## AIM OF THE TASK
Your task is to copy every line of this material exactly.

(Records from a dataset)

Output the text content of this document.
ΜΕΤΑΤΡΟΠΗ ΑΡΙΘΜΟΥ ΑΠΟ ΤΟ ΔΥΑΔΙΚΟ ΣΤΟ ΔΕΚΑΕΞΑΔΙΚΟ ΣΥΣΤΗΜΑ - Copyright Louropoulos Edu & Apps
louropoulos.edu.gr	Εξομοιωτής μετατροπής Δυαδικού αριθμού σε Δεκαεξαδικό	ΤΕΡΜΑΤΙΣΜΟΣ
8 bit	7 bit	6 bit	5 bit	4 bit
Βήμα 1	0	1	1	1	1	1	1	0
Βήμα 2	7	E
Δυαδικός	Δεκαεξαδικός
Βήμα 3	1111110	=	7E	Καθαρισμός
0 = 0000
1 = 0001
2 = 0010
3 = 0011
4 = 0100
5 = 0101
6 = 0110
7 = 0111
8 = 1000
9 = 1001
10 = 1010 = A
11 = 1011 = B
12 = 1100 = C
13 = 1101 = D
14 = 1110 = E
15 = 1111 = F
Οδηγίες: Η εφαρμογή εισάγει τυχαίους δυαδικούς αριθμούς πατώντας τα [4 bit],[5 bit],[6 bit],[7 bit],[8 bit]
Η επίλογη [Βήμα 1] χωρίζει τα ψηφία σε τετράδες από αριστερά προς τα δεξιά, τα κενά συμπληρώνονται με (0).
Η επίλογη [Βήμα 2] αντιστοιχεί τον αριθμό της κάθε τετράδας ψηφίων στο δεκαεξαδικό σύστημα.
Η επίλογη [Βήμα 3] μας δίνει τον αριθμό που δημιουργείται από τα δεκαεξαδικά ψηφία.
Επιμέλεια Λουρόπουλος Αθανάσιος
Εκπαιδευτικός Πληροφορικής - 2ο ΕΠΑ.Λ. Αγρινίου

## SOLUTION FOR THIS TASK
Output the text content of this document.
ΜΕΤΑΤΡΟΠΗ ΑΡΙΘΜΟΥ ΑΠΟ ΤΟ ΔΥΑΔΙΚΟ ΣΤΟ ΔΕΚΑΕΞΑΔΙΚΟ ΣΥΣΤΗΜΑ - Copyright Louropoulos Edu & Apps
louropoulos.edu.gr	Εξομοιωτής μετατροπής Δυαδικού αριθμού σε Δεκαεξαδικό	ΤΕΡΜΑΤΙΣΜΟΣ
8 bit	7 bit	6 bit	5 bit	4 bit
Βήμα 1	0	1	1	1	1	1	1	0
Βήμα 2	7	E
Δυαδικός	Δεκαεξαδικός
Βήμα 3	1111110	=	7E	Καθαρισμός
0 = 0000
1 = 0001
2 = 0010
3 = 0011
4 = 0100
5 = 0101
6 = 0110
7 = 0111
8 = 1000
9 = 1001
10 = 1010 = A
11 = 1011 = B
12 = 1100 = C
13 = 1101 = D
14 = 1110 = E
15 = 1111 = F
Οδηγίες: Η εφαρμογή εισάγει τυχαίους δυαδικούς αριθμούς πατώντας τα [4 bit],[5 bit],[6 bit],[7 bit],[8 bit]
Η επίλογη [Βήμα 1] χωρίζει τα ψηφία σε τετράδες από αριστερά προς τα δεξιά, τα κενά συμπληρώνονται με (0).
Η επίλογη [Βήμα 2] αντιστοιχεί τον αριθμό της κάθε τετράδας ψηφίων στο δεκαεξαδικό σύστημα.
Η επίλογη [Βήμα 3] μας δίνει τον αριθμό που δημιουργείται από τα δεκαεξαδικά ψηφία.
Επιμέλεια Λουρόπουλος Αθανάσιος
Εκπαιδευτικός Πληροφορικής - 2ο ΕΠΑ.Λ. Αγρινίου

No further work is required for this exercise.